* **SET PROBLEM**
Write the entries below out again exactly; any picture in them stays out.

* **DATASET ENTRIES**
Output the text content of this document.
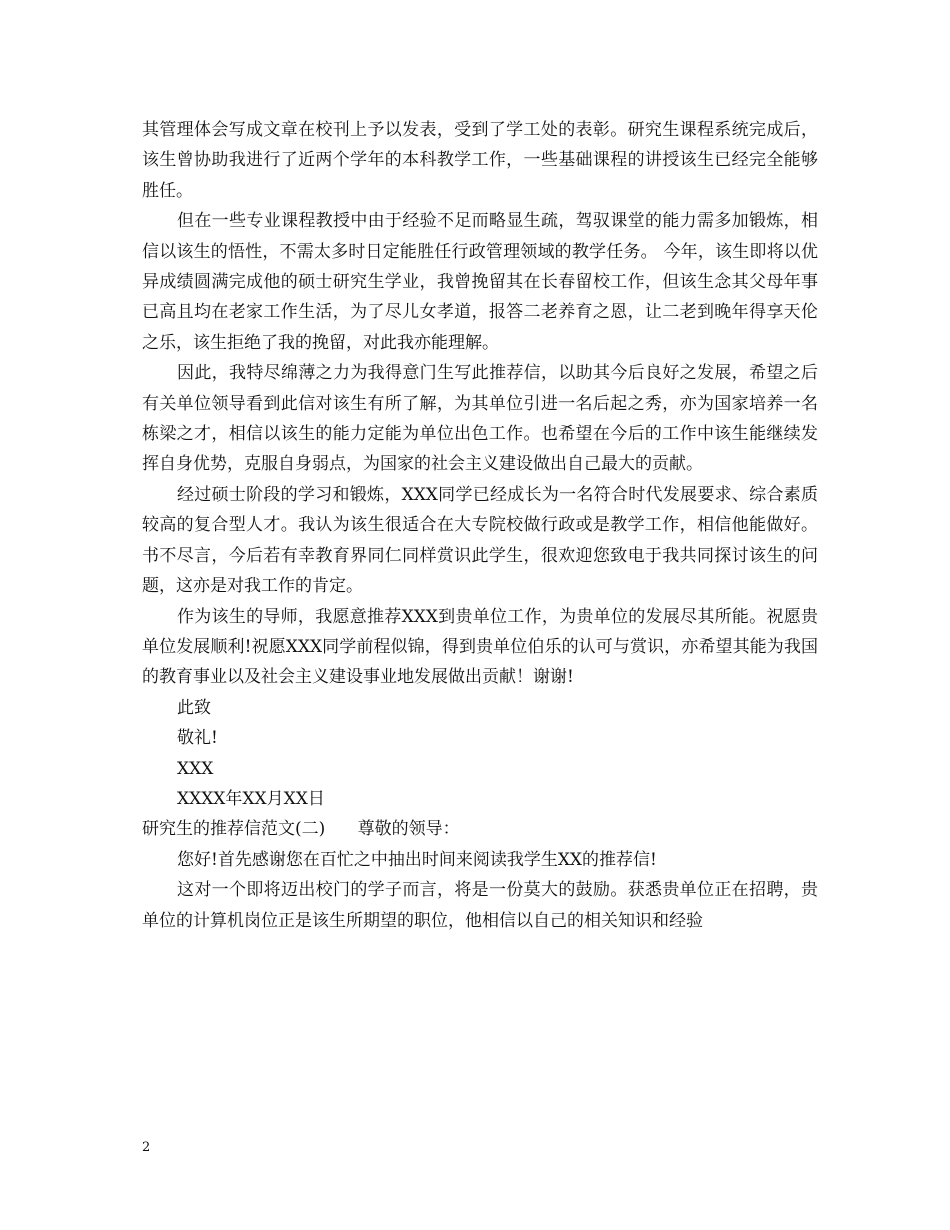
其管理体会写成文章在校刊上予以发表，受到了学工处的表彰。研究生课程系统完成后，该生曾协助我进行了近两个学年的本科教学工作，一些基础课程的讲授该生已经完全能够胜任。

但在一些专业课程教授中由于经验不足而略显生疏，驾驭课堂的能力需多加锻炼，相信以该生的悟性，不需太多时日定能胜任行政管理领域的教学任务。 今年，该生即将以优异成绩圆满完成他的硕士研究生学业，我曾挽留其在长春留校工作，但该生念其父母年事已高且均在老家工作生活，为了尽儿女孝道，报答二老养育之恩，让二老到晚年得享天伦之乐，该生拒绝了我的挽留，对此我亦能理解。

因此，我特尽绵薄之力为我得意门生写此推荐信，以助其今后良好之发展，希望之后有关单位领导看到此信对该生有所了解，为其单位引进一名后起之秀，亦为国家培养一名栋梁之才，相信以该生的能力定能为单位出色工作。也希望在今后的工作中该生能继续发挥自身优势，克服自身弱点，为国家的社会主义建设做出自己最大的贡献。

经过硕士阶段的学习和锻炼，XXX同学已经成长为一名符合时代发展要求、综合素质较高的复合型人才。我认为该生很适合在大专院校做行政或是教学工作，相信他能做好。书不尽言，今后若有幸教育界同仁同样赏识此学生，很欢迎您致电于我共同探讨该生的问题，这亦是对我工作的肯定。

作为该生的导师，我愿意推荐XXX到贵单位工作，为贵单位的发展尽其所能。祝愿贵单位发展顺利!祝愿XXX同学前程似锦，得到贵单位伯乐的认可与赏识，亦希望其能为我国的教育事业以及社会主义建设事业地发展做出贡献！谢谢!

此致

敬礼!

XXX

XXXX年XX月XX日

研究生的推荐信范文(二)      尊敬的领导：

您好!首先感谢您在百忙之中抽出时间来阅读我学生XX的推荐信!

这对一个即将迈出校门的学子而言，将是一份莫大的鼓励。获悉贵单位正在招聘，贵单位的计算机岗位正是该生所期望的职位，他相信以自己的相关知识和经验

2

* **PROBLEM SOLUTION**
Output the text content of this document.
其管理体会写成文章在校刊上予以发表，受到了学工处的表彰。研究生课程系统完成后，该生曾协助我进行了近两个学年的本科教学工作，一些基础课程的讲授该生已经完全能够胜任。

但在一些专业课程教授中由于经验不足而略显生疏，驾驭课堂的能力需多加锻炼，相信以该生的悟性，不需太多时日定能胜任行政管理领域的教学任务。 今年，该生即将以优异成绩圆满完成他的硕士研究生学业，我曾挽留其在长春留校工作，但该生念其父母年事已高且均在老家工作生活，为了尽儿女孝道，报答二老养育之恩，让二老到晚年得享天伦之乐，该生拒绝了我的挽留，对此我亦能理解。

因此，我特尽绵薄之力为我得意门生写此推荐信，以助其今后良好之发展，希望之后有关单位领导看到此信对该生有所了解，为其单位引进一名后起之秀，亦为国家培养一名栋梁之才，相信以该生的能力定能为单位出色工作。也希望在今后的工作中该生能继续发挥自身优势，克服自身弱点，为国家的社会主义建设做出自己最大的贡献。

经过硕士阶段的学习和锻炼，XXX同学已经成长为一名符合时代发展要求、综合素质较高的复合型人才。我认为该生很适合在大专院校做行政或是教学工作，相信他能做好。书不尽言，今后若有幸教育界同仁同样赏识此学生，很欢迎您致电于我共同探讨该生的问题，这亦是对我工作的肯定。

作为该生的导师，我愿意推荐XXX到贵单位工作，为贵单位的发展尽其所能。祝愿贵单位发展顺利!祝愿XXX同学前程似锦，得到贵单位伯乐的认可与赏识，亦希望其能为我国的教育事业以及社会主义建设事业地发展做出贡献！谢谢!

此致

敬礼!

XXX

XXXX年XX月XX日

研究生的推荐信范文(二)      尊敬的领导：

您好!首先感谢您在百忙之中抽出时间来阅读我学生XX的推荐信!

这对一个即将迈出校门的学子而言，将是一份莫大的鼓励。获悉贵单位正在招聘，贵单位的计算机岗位正是该生所期望的职位，他相信以自己的相关知识和经验

2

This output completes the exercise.